◆ Work to be completed
Filter the records below and copy every line containing the word "پاکبان".

◆ Records supplied

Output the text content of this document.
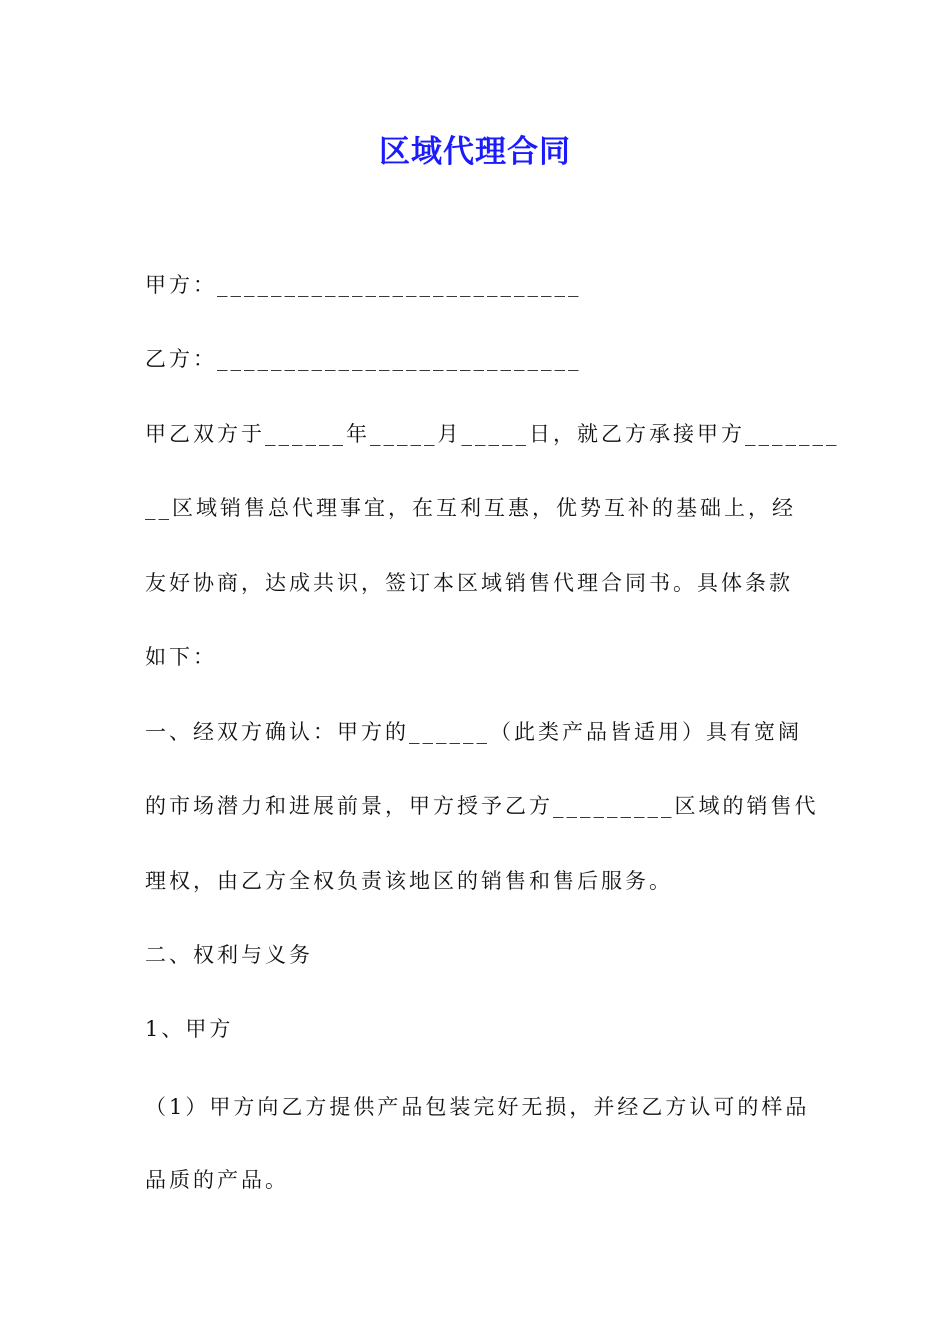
区域代理合同
甲方：___________________________
乙方：___________________________
甲乙双方于______年_____月_____日，就乙方承接甲方_______
__区域销售总代理事宜，在互利互惠，优势互补的基础上，经
友好协商，达成共识，签订本区域销售代理合同书。具体条款
如下：
一、经双方确认：甲方的______（此类产品皆适用）具有宽阔
的市场潜力和进展前景，甲方授予乙方_________区域的销售代
理权，由乙方全权负责该地区的销售和售后服务。
二、权利与义务
1、甲方
（1）甲方向乙方提供产品包装完好无损，并经乙方认可的样品
品质的产品。
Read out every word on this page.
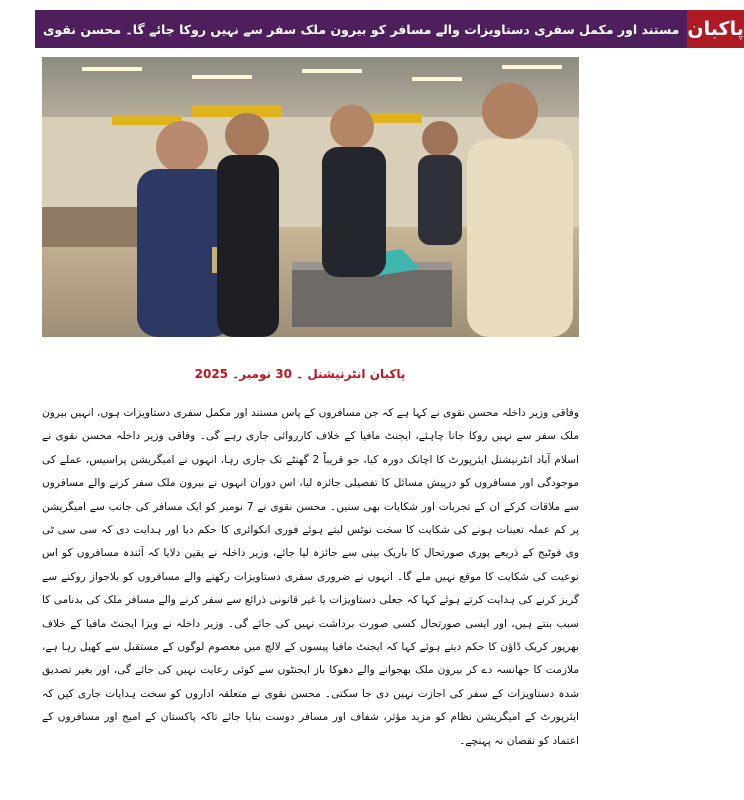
مستند اور مکمل سفری دستاویزات والے مسافر کو بیرون ملک سفر سے نہیں روکا جائے گا۔ محسن نقوی پاکبان
پاکبان انٹرنیشنل ۔ 30 نومبر۔ 2025
وفاقی وزیر داخلہ محسن نقوی نے کہا ہے کہ جن مسافروں کے پاس مستند اور مکمل سفری دستاویزات ہوں، انہیں بیرون ملک سفر سے نہیں روکا جانا چاہئے، ایجنٹ مافیا کے خلاف کارروائی جاری رہے گی۔ وفاقی وزیر داخلہ محسن نقوی نے اسلام آباد انٹرنیشنل ایئرپورٹ کا اچانک دورہ کیا، جو قریباً 2 گھنٹے تک جاری رہا، انہوں نے امیگریشن پراسیس، عملے کی موجودگی اور مسافروں کو درپیش مسائل کا تفصیلی جائزہ لیا، اس دوران انہوں نے بیرون ملک سفر کرنے والے مسافروں سے ملاقات کرکے ان کے تجربات اور شکایات بھی سنیں۔ محسن نقوی نے 7 نومبر کو ایک مسافر کی جانب سے امیگریشن پر کم عملہ تعینات ہونے کی شکایت کا سخت نوٹس لیتے ہوئے فوری انکوائری کا حکم دیا اور ہدایت دی کہ سی سی ٹی وی فوٹیج کے ذریعے پوری صورتحال کا باریک بینی سے جائزہ لیا جائے، وزیر داخلہ نے یقین دلایا کہ آئندہ مسافروں کو اس نوعیت کی شکایت کا موقع نہیں ملے گا۔ انہوں نے ضروری سفری دستاویزات رکھنے والے مسافروں کو بلاجواز روکنے سے گریز کرنے کی ہدایت کرتے ہوئے کہا کہ جعلی دستاویزات یا غیر قانونی ذرائع سے سفر کرنے والے مسافر ملک کی بدنامی کا سبب بنتے ہیں، اور ایسی صورتحال کسی صورت برداشت نہیں کی جائے گی۔ وزیر داخلہ نے ویزا ایجنٹ مافیا کے خلاف بھرپور کریک ڈاؤن کا حکم دیتے ہوئے کہا کہ ایجنٹ مافیا پیسوں کے لالچ میں معصوم لوگوں کے مستقبل سے کھیل رہا ہے، ملازمت کا جھانسہ دے کر بیرون ملک بھجوانے والے دھوکا باز ایجنٹوں سے کوئی رعایت نہیں کی جائے گی، اور بغیر تصدیق شدہ دستاویزات کے سفر کی اجازت نہیں دی جا سکتی۔ محسن نقوی نے متعلقہ اداروں کو سخت ہدایات جاری کیں کہ ایئرپورٹ کے امیگریشن نظام کو مزید مؤثر، شفاف اور مسافر دوست بنایا جائے تاکہ پاکستان کے امیج اور مسافروں کے اعتماد کو نقصان نہ پہنچے۔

◆ Exercise response
مستند اور مکمل سفری دستاویزات والے مسافر کو بیرون ملک سفر سے نہیں روکا جائے گا۔ محسن نقوی پاکبان
پاکبان انٹرنیشنل ۔ 30 نومبر۔ 2025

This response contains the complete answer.